Below is a listing to transcribe in full and exactly; keep the pictures out.

__________________________________________________

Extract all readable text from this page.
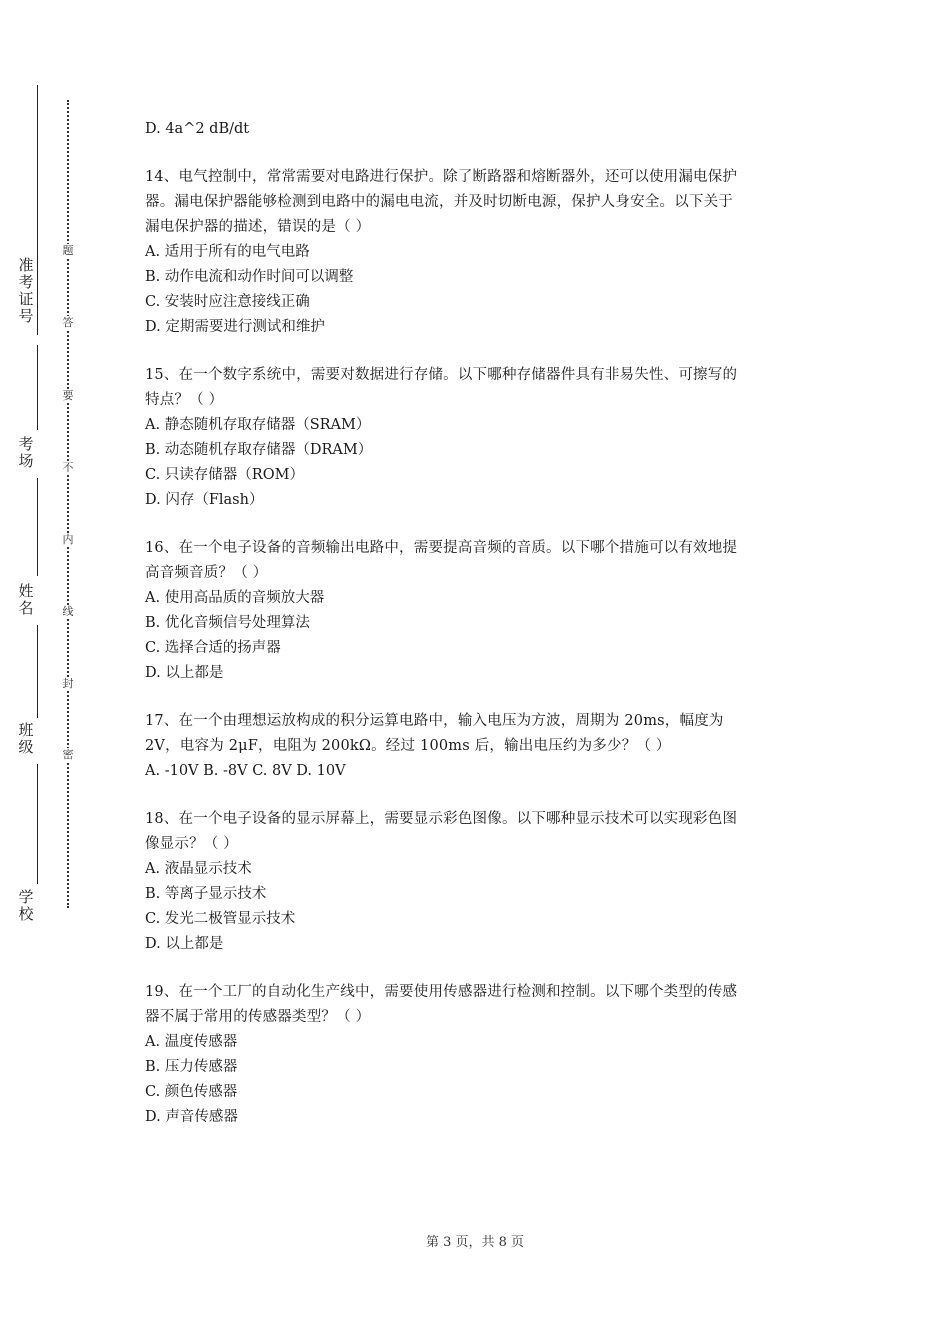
准
考
证
号
考
场
姓
名
班
级
学
校
题
答
要
不
内
线
封
密
D. 4a^2 dB/dt
14、电气控制中，常常需要对电路进行保护。除了断路器和熔断器外，还可以使用漏电保护
器。漏电保护器能够检测到电路中的漏电电流，并及时切断电源，保护人身安全。以下关于
漏电保护器的描述，错误的是（ ）
A. 适用于所有的电气电路
B. 动作电流和动作时间可以调整
C. 安装时应注意接线正确
D. 定期需要进行测试和维护
15、在一个数字系统中，需要对数据进行存储。以下哪种存储器件具有非易失性、可擦写的
特点？（ ）
A. 静态随机存取存储器（SRAM）
B. 动态随机存取存储器（DRAM）
C. 只读存储器（ROM）
D. 闪存（Flash）
16、在一个电子设备的音频输出电路中，需要提高音频的音质。以下哪个措施可以有效地提
高音频音质？（ ）
A. 使用高品质的音频放大器
B. 优化音频信号处理算法
C. 选择合适的扬声器
D. 以上都是
17、在一个由理想运放构成的积分运算电路中，输入电压为方波，周期为 20ms，幅度为
2V，电容为 2μF，电阻为 200kΩ。经过 100ms 后，输出电压约为多少？（ ）
A. -10V B. -8V C. 8V D. 10V
18、在一个电子设备的显示屏幕上，需要显示彩色图像。以下哪种显示技术可以实现彩色图
像显示？（ ）
A. 液晶显示技术
B. 等离子显示技术
C. 发光二极管显示技术
D. 以上都是
19、在一个工厂的自动化生产线中，需要使用传感器进行检测和控制。以下哪个类型的传感
器不属于常用的传感器类型？（ ）
A. 温度传感器
B. 压力传感器
C. 颜色传感器
D. 声音传感器
第 3 页，共 8 页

__________________________________________________

• [Final result]
Extract all readable text from this page.
准
考
证
号
考
场
姓
名
班
级
学
校
题
答
要
不
内
线
封
密
D. 4a^2 dB/dt
14、电气控制中，常常需要对电路进行保护。除了断路器和熔断器外，还可以使用漏电保护
器。漏电保护器能够检测到电路中的漏电电流，并及时切断电源，保护人身安全。以下关于
漏电保护器的描述，错误的是（ ）
A. 适用于所有的电气电路
B. 动作电流和动作时间可以调整
C. 安装时应注意接线正确
D. 定期需要进行测试和维护
15、在一个数字系统中，需要对数据进行存储。以下哪种存储器件具有非易失性、可擦写的
特点？（ ）
A. 静态随机存取存储器（SRAM）
B. 动态随机存取存储器（DRAM）
C. 只读存储器（ROM）
D. 闪存（Flash）
16、在一个电子设备的音频输出电路中，需要提高音频的音质。以下哪个措施可以有效地提
高音频音质？（ ）
A. 使用高品质的音频放大器
B. 优化音频信号处理算法
C. 选择合适的扬声器
D. 以上都是
17、在一个由理想运放构成的积分运算电路中，输入电压为方波，周期为 20ms，幅度为
2V，电容为 2μF，电阻为 200kΩ。经过 100ms 后，输出电压约为多少？（ ）
A. -10V B. -8V C. 8V D. 10V
18、在一个电子设备的显示屏幕上，需要显示彩色图像。以下哪种显示技术可以实现彩色图
像显示？（ ）
A. 液晶显示技术
B. 等离子显示技术
C. 发光二极管显示技术
D. 以上都是
19、在一个工厂的自动化生产线中，需要使用传感器进行检测和控制。以下哪个类型的传感
器不属于常用的传感器类型？（ ）
A. 温度传感器
B. 压力传感器
C. 颜色传感器
D. 声音传感器
第 3 页，共 8 页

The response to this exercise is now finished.